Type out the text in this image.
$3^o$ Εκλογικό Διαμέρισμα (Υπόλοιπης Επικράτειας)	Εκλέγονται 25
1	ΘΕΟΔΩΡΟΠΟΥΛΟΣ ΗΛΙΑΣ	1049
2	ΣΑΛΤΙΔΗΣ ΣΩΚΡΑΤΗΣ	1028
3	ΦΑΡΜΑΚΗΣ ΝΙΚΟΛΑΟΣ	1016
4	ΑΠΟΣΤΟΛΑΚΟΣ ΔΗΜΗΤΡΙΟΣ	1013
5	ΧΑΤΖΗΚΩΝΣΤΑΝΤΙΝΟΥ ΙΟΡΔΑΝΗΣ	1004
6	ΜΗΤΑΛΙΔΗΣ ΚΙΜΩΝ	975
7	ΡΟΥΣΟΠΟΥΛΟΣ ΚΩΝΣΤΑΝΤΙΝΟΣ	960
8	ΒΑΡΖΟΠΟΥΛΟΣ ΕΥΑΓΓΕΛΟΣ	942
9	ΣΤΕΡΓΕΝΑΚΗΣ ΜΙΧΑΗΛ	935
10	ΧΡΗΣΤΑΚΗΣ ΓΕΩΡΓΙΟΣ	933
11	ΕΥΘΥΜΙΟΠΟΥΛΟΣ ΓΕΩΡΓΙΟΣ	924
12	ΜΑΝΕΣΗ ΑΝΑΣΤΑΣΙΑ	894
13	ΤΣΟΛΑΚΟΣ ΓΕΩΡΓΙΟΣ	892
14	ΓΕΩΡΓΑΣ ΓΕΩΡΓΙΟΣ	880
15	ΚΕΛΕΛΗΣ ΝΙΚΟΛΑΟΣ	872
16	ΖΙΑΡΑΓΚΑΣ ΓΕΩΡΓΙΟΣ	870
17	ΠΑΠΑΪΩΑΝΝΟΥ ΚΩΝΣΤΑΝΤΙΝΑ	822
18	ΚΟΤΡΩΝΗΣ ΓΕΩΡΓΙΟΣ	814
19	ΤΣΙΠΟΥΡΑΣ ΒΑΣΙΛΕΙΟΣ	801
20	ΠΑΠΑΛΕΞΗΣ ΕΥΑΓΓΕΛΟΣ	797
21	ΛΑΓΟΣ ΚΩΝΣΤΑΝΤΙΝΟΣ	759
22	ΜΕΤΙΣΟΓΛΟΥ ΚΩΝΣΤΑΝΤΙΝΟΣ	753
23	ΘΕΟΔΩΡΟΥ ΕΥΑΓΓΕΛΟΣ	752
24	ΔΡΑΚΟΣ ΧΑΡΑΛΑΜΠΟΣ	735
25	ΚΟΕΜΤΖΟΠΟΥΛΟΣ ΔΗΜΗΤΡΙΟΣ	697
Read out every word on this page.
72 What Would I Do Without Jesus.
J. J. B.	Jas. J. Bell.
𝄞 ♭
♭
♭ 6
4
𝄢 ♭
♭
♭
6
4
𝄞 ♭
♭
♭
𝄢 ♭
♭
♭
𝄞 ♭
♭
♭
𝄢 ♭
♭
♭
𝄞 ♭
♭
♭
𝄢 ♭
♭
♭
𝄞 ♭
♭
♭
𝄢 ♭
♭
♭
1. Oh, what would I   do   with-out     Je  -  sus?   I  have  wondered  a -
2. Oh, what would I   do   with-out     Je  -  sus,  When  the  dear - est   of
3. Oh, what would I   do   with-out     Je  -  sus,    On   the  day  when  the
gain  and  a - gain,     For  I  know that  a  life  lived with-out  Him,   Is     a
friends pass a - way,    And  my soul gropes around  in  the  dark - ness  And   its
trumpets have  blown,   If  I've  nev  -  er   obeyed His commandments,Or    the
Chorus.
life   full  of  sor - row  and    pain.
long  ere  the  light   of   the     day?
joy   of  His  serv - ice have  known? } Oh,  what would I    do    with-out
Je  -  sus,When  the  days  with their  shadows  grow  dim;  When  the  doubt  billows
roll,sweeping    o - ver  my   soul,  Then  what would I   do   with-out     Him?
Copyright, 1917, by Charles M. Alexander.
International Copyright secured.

» **Instruction**: Repeat the entries above exactly, leaving nothing out.

» **Finished answer**:
Type out the text in this image.
$3^o$ Εκλογικό Διαμέρισμα (Υπόλοιπης Επικράτειας)	Εκλέγονται 25
1	ΘΕΟΔΩΡΟΠΟΥΛΟΣ ΗΛΙΑΣ	1049
2	ΣΑΛΤΙΔΗΣ ΣΩΚΡΑΤΗΣ	1028
3	ΦΑΡΜΑΚΗΣ ΝΙΚΟΛΑΟΣ	1016
4	ΑΠΟΣΤΟΛΑΚΟΣ ΔΗΜΗΤΡΙΟΣ	1013
5	ΧΑΤΖΗΚΩΝΣΤΑΝΤΙΝΟΥ ΙΟΡΔΑΝΗΣ	1004
6	ΜΗΤΑΛΙΔΗΣ ΚΙΜΩΝ	975
7	ΡΟΥΣΟΠΟΥΛΟΣ ΚΩΝΣΤΑΝΤΙΝΟΣ	960
8	ΒΑΡΖΟΠΟΥΛΟΣ ΕΥΑΓΓΕΛΟΣ	942
9	ΣΤΕΡΓΕΝΑΚΗΣ ΜΙΧΑΗΛ	935
10	ΧΡΗΣΤΑΚΗΣ ΓΕΩΡΓΙΟΣ	933
11	ΕΥΘΥΜΙΟΠΟΥΛΟΣ ΓΕΩΡΓΙΟΣ	924
12	ΜΑΝΕΣΗ ΑΝΑΣΤΑΣΙΑ	894
13	ΤΣΟΛΑΚΟΣ ΓΕΩΡΓΙΟΣ	892
14	ΓΕΩΡΓΑΣ ΓΕΩΡΓΙΟΣ	880
15	ΚΕΛΕΛΗΣ ΝΙΚΟΛΑΟΣ	872
16	ΖΙΑΡΑΓΚΑΣ ΓΕΩΡΓΙΟΣ	870
17	ΠΑΠΑΪΩΑΝΝΟΥ ΚΩΝΣΤΑΝΤΙΝΑ	822
18	ΚΟΤΡΩΝΗΣ ΓΕΩΡΓΙΟΣ	814
19	ΤΣΙΠΟΥΡΑΣ ΒΑΣΙΛΕΙΟΣ	801
20	ΠΑΠΑΛΕΞΗΣ ΕΥΑΓΓΕΛΟΣ	797
21	ΛΑΓΟΣ ΚΩΝΣΤΑΝΤΙΝΟΣ	759
22	ΜΕΤΙΣΟΓΛΟΥ ΚΩΝΣΤΑΝΤΙΝΟΣ	753
23	ΘΕΟΔΩΡΟΥ ΕΥΑΓΓΕΛΟΣ	752
24	ΔΡΑΚΟΣ ΧΑΡΑΛΑΜΠΟΣ	735
25	ΚΟΕΜΤΖΟΠΟΥΛΟΣ ΔΗΜΗΤΡΙΟΣ	697
Read out every word on this page.
72 What Would I Do Without Jesus.
J. J. B.	Jas. J. Bell.
𝄞 ♭
♭
♭ 6
4
𝄢 ♭
♭
♭
6
4
𝄞 ♭
♭
♭
𝄢 ♭
♭
♭
𝄞 ♭
♭
♭
𝄢 ♭
♭
♭
𝄞 ♭
♭
♭
𝄢 ♭
♭
♭
𝄞 ♭
♭
♭
𝄢 ♭
♭
♭
1. Oh, what would I   do   with-out     Je  -  sus?   I  have  wondered  a -
2. Oh, what would I   do   with-out     Je  -  sus,  When  the  dear - est   of
3. Oh, what would I   do   with-out     Je  -  sus,    On   the  day  when  the
gain  and  a - gain,     For  I  know that  a  life  lived with-out  Him,   Is     a
friends pass a - way,    And  my soul gropes around  in  the  dark - ness  And   its
trumpets have  blown,   If  I've  nev  -  er   obeyed His commandments,Or    the
Chorus.
life   full  of  sor - row  and    pain.
long  ere  the  light   of   the     day?
joy   of  His  serv - ice have  known? } Oh,  what would I    do    with-out
Je  -  sus,When  the  days  with their  shadows  grow  dim;  When  the  doubt  billows
roll,sweeping    o - ver  my   soul,  Then  what would I   do   with-out     Him?
Copyright, 1917, by Charles M. Alexander.
International Copyright secured.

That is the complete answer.